[Given records — start]
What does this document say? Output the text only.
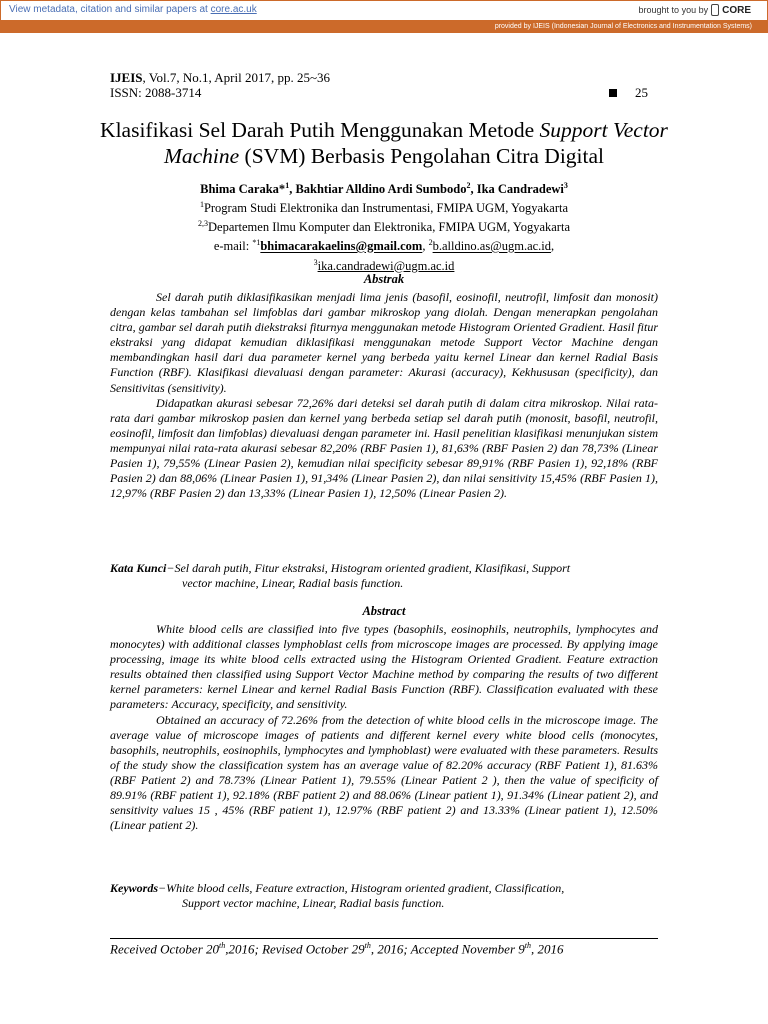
View metadata, citation and similar papers at core.ac.uk	brought to you by CORE
provided by IJEIS (Indonesian Journal of Electronics and Instrumentation Systems)
IJEIS, Vol.7, No.1, April 2017, pp. 25~36
ISSN: 2088-3714	25
Klasifikasi Sel Darah Putih Menggunakan Metode Support Vector Machine (SVM) Berbasis Pengolahan Citra Digital
Bhima Caraka*$^1$, Bakhtiar Alldino Ardi Sumbodo$^2$, Ika Candradewi$^3$
$^1$Program Studi Elektronika dan Instrumentasi, FMIPA UGM, Yogyakarta
$^{2,3}$Departemen Ilmu Komputer dan Elektronika, FMIPA UGM, Yogyakarta
e-mail: $^{*1}$bhimacarakaelins@gmail.com, $^2$b.alldino.as@ugm.ac.id,
$^3$ika.candradewi@ugm.ac.id
Abstrak

Sel darah putih diklasifikasikan menjadi lima jenis (basofil, eosinofil, neutrofil, limfosit dan monosit) dengan kelas tambahan sel limfoblas dari gambar mikroskop yang diolah. Dengan menerapkan pengolahan citra, gambar sel darah putih diekstraksi fiturnya menggunakan metode Histogram Oriented Gradient. Hasil fitur ekstraksi yang didapat kemudian diklasifikasi menggunakan metode Support Vector Machine dengan membandingkan hasil dari dua parameter kernel yang berbeda yaitu kernel Linear dan kernel Radial Basis Function (RBF). Klasifikasi dievaluasi dengan parameter: Akurasi (accuracy), Kekhususan (specificity), dan Sensitivitas (sensitivity).

Didapatkan akurasi sebesar 72,26% dari deteksi sel darah putih di dalam citra mikroskop. Nilai rata-rata dari gambar mikroskop pasien dan kernel yang berbeda setiap sel darah putih (monosit, basofil, neutrofil, eosinofil, limfosit dan limfoblas) dievaluasi dengan parameter ini. Hasil penelitian klasifikasi menunjukan sistem mempunyai nilai rata-rata akurasi sebesar 82,20% (RBF Pasien 1), 81,63% (RBF Pasien 2) dan 78,73% (Linear Pasien 1), 79,55% (Linear Pasien 2), kemudian nilai specificity sebesar 89,91% (RBF Pasien 1), 92,18% (RBF Pasien 2) dan 88,06% (Linear Pasien 1), 91,34% (Linear Pasien 2), dan nilai sensitivity 15,45% (RBF Pasien 1), 12,97% (RBF Pasien 2) dan 13,33% (Linear Pasien 1), 12,50% (Linear Pasien 2).

Kata Kunci−Sel darah putih, Fitur ekstraksi, Histogram oriented gradient, Klasifikasi, Support
vector machine, Linear, Radial basis function.
Abstract

White blood cells are classified into five types (basophils, eosinophils, neutrophils, lymphocytes and monocytes) with additional classes lymphoblast cells from microscope images are processed. By applying image processing, image its white blood cells extracted using the Histogram Oriented Gradient. Feature extraction results obtained then classified using Support Vector Machine method by comparing the results of two different kernel parameters: kernel Linear and kernel Radial Basis Function (RBF). Classification evaluated with these parameters: Accuracy, specificity, and sensitivity.

Obtained an accuracy of 72.26% from the detection of white blood cells in the microscope image. The average value of microscope images of patients and different kernel every white blood cells (monocytes, basophils, neutrophils, eosinophils, lymphocytes and lymphoblast) were evaluated with these parameters. Results of the study show the classification system has an average value of 82.20% accuracy (RBF Patient 1), 81.63% (RBF Patient 2) and 78.73% (Linear Patient 1), 79.55% (Linear Patient 2 ), then the value of specificity of 89.91% (RBF patient 1), 92.18% (RBF patient 2) and 88.06% (Linear patient 1), 91.34% (Linear patient 2), and sensitivity values 15 , 45% (RBF patient 1), 12.97% (RBF patient 2) and 13.33% (Linear patient 1), 12.50% (Linear patient 2).

Keywords−White blood cells, Feature extraction, Histogram oriented gradient, Classification,
Support vector machine, Linear, Radial basis function.
Received October 20th,2016; Revised October 29th, 2016; Accepted November 9th, 2016
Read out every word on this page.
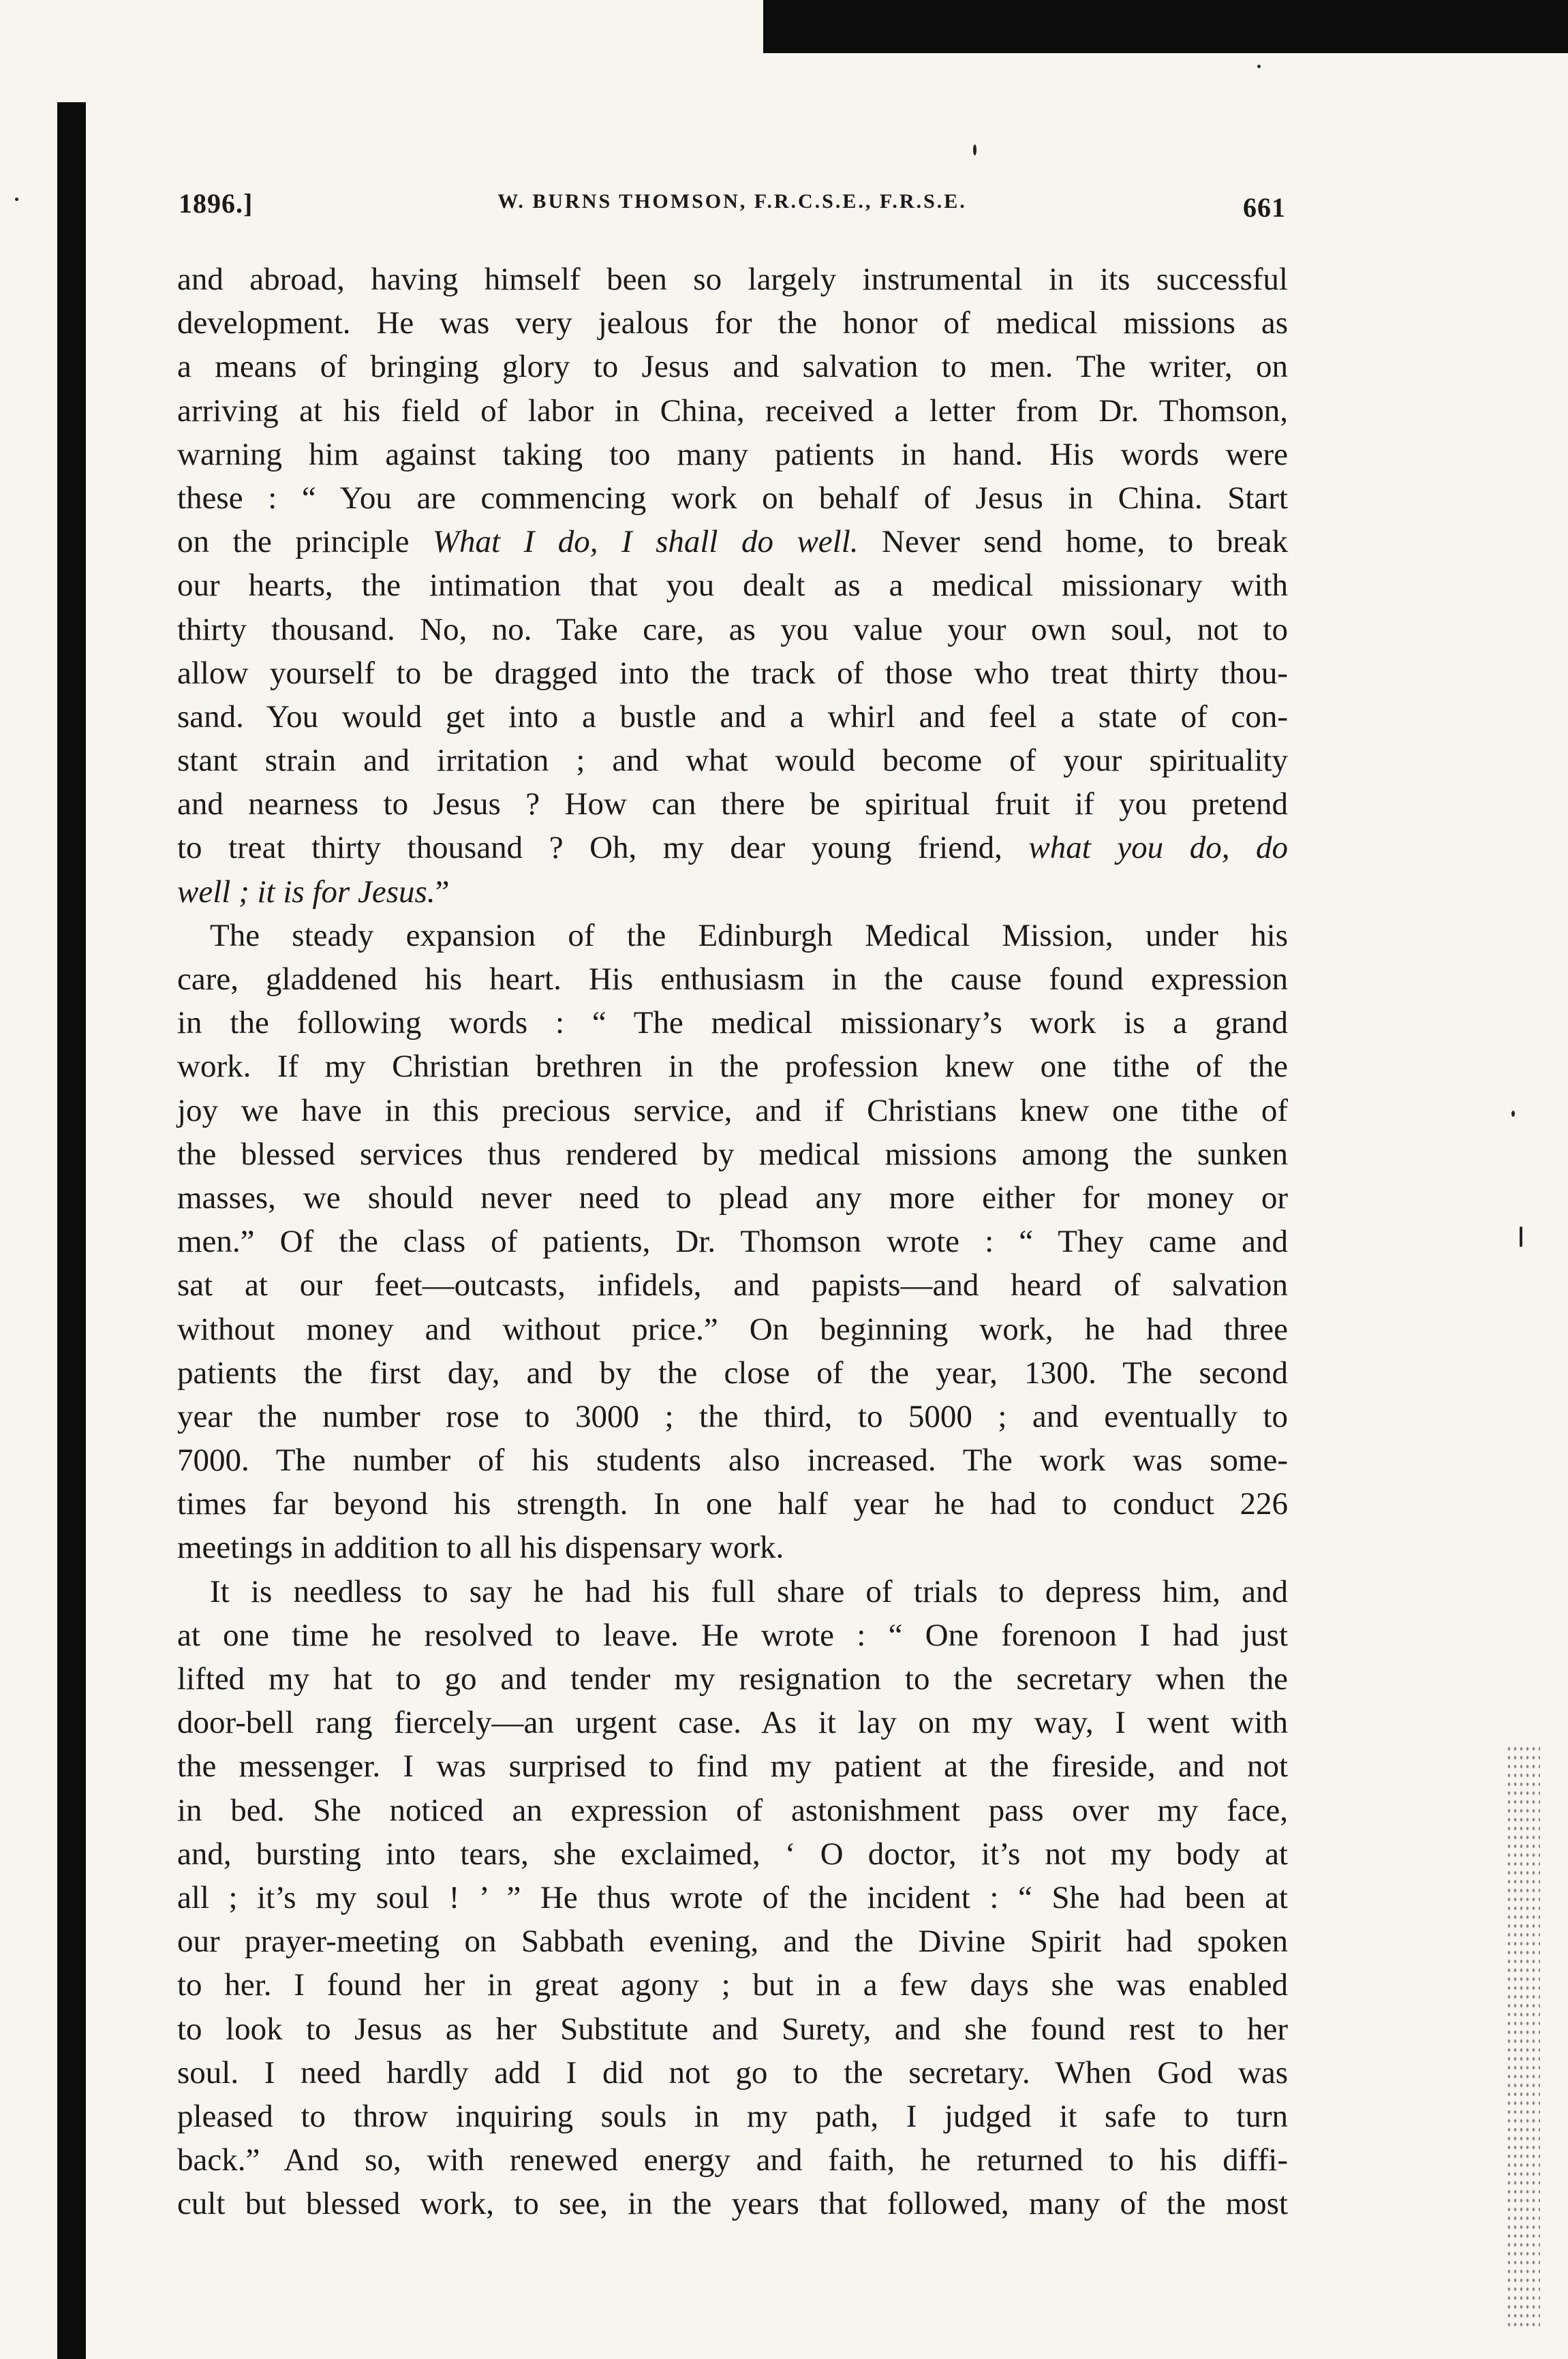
1896.]	W. BURNS THOMSON, F.R.C.S.E., F.R.S.E.	661
and abroad, having himself been so largely instrumental in its successful
development. He was very jealous for the honor of medical missions as
a means of bringing glory to Jesus and salvation to men. The writer, on
arriving at his field of labor in China, received a letter from Dr. Thomson,
warning him against taking too many patients in hand. His words were
these : “ You are commencing work on behalf of Jesus in China. Start
on the principle What I do, I shall do well. Never send home, to break
our hearts, the intimation that you dealt as a medical missionary with
thirty thousand. No, no. Take care, as you value your own soul, not to
allow yourself to be dragged into the track of those who treat thirty thou-
sand. You would get into a bustle and a whirl and feel a state of con-
stant strain and irritation ; and what would become of your spirituality
and nearness to Jesus ? How can there be spiritual fruit if you pretend
to treat thirty thousand ? Oh, my dear young friend, what you do, do
well ; it is for Jesus.”
The steady expansion of the Edinburgh Medical Mission, under his
care, gladdened his heart. His enthusiasm in the cause found expression
in the following words : “ The medical missionary’s work is a grand
work. If my Christian brethren in the profession knew one tithe of the
joy we have in this precious service, and if Christians knew one tithe of
the blessed services thus rendered by medical missions among the sunken
masses, we should never need to plead any more either for money or
men.” Of the class of patients, Dr. Thomson wrote : “ They came and
sat at our feet—outcasts, infidels, and papists—and heard of salvation
without money and without price.” On beginning work, he had three
patients the first day, and by the close of the year, 1300. The second
year the number rose to 3000 ; the third, to 5000 ; and eventually to
7000. The number of his students also increased. The work was some-
times far beyond his strength. In one half year he had to conduct 226
meetings in addition to all his dispensary work.
It is needless to say he had his full share of trials to depress him, and
at one time he resolved to leave. He wrote : “ One forenoon I had just
lifted my hat to go and tender my resignation to the secretary when the
door-bell rang fiercely—an urgent case. As it lay on my way, I went with
the messenger. I was surprised to find my patient at the fireside, and not
in bed. She noticed an expression of astonishment pass over my face,
and, bursting into tears, she exclaimed, ‘ O doctor, it’s not my body at
all ; it’s my soul ! ’ ” He thus wrote of the incident : “ She had been at
our prayer-meeting on Sabbath evening, and the Divine Spirit had spoken
to her. I found her in great agony ; but in a few days she was enabled
to look to Jesus as her Substitute and Surety, and she found rest to her
soul. I need hardly add I did not go to the secretary. When God was
pleased to throw inquiring souls in my path, I judged it safe to turn
back.” And so, with renewed energy and faith, he returned to his diffi-
cult but blessed work, to see, in the years that followed, many of the most
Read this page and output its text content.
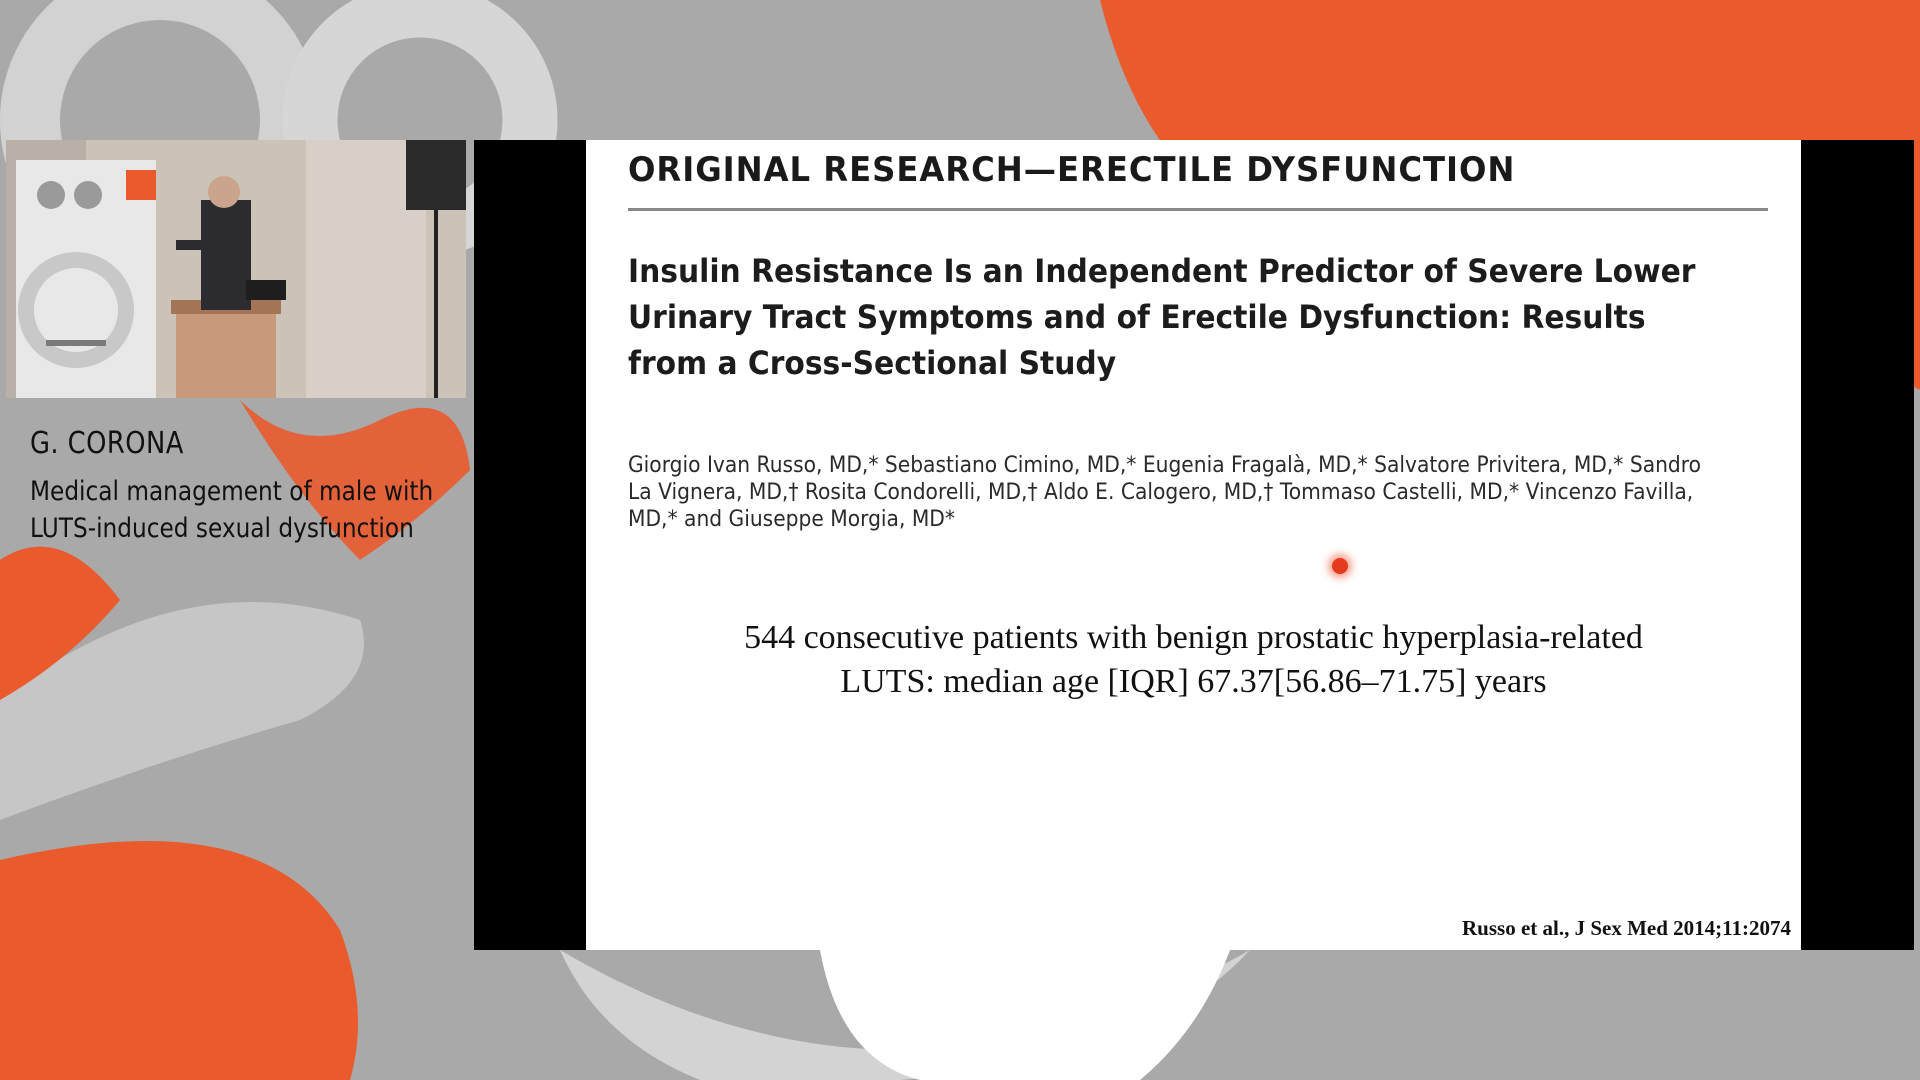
G. CORONA
Medical management of male with LUTS-induced sexual dysfunction
ORIGINAL RESEARCH—ERECTILE DYSFUNCTION
Insulin Resistance Is an Independent Predictor of Severe Lower Urinary Tract Symptoms and of Erectile Dysfunction: Results from a Cross-Sectional Study
Giorgio Ivan Russo, MD,* Sebastiano Cimino, MD,* Eugenia Fragalà, MD,* Salvatore Privitera, MD,* Sandro La Vignera, MD,† Rosita Condorelli, MD,† Aldo E. Calogero, MD,† Tommaso Castelli, MD,* Vincenzo Favilla, MD,* and Giuseppe Morgia, MD*
544 consecutive patients with benign prostatic hyperplasia-related
LUTS: median age [IQR] 67.37[56.86–71.75] years
Russo et al., J Sex Med 2014;11:2074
[Given records — finish]
◆ Problem description:
I need the lines from the one holding "Read this page and output its text content." through the last line of the entries set down exactly, with every picture left out.

◆ Task answer:
Read this page and output its text content.
G. CORONA
Medical management of male with LUTS-induced sexual dysfunction
ORIGINAL RESEARCH—ERECTILE DYSFUNCTION
Insulin Resistance Is an Independent Predictor of Severe Lower Urinary Tract Symptoms and of Erectile Dysfunction: Results from a Cross-Sectional Study
Giorgio Ivan Russo, MD,* Sebastiano Cimino, MD,* Eugenia Fragalà, MD,* Salvatore Privitera, MD,* Sandro La Vignera, MD,† Rosita Condorelli, MD,† Aldo E. Calogero, MD,† Tommaso Castelli, MD,* Vincenzo Favilla, MD,* and Giuseppe Morgia, MD*
544 consecutive patients with benign prostatic hyperplasia-related
LUTS: median age [IQR] 67.37[56.86–71.75] years
Russo et al., J Sex Med 2014;11:2074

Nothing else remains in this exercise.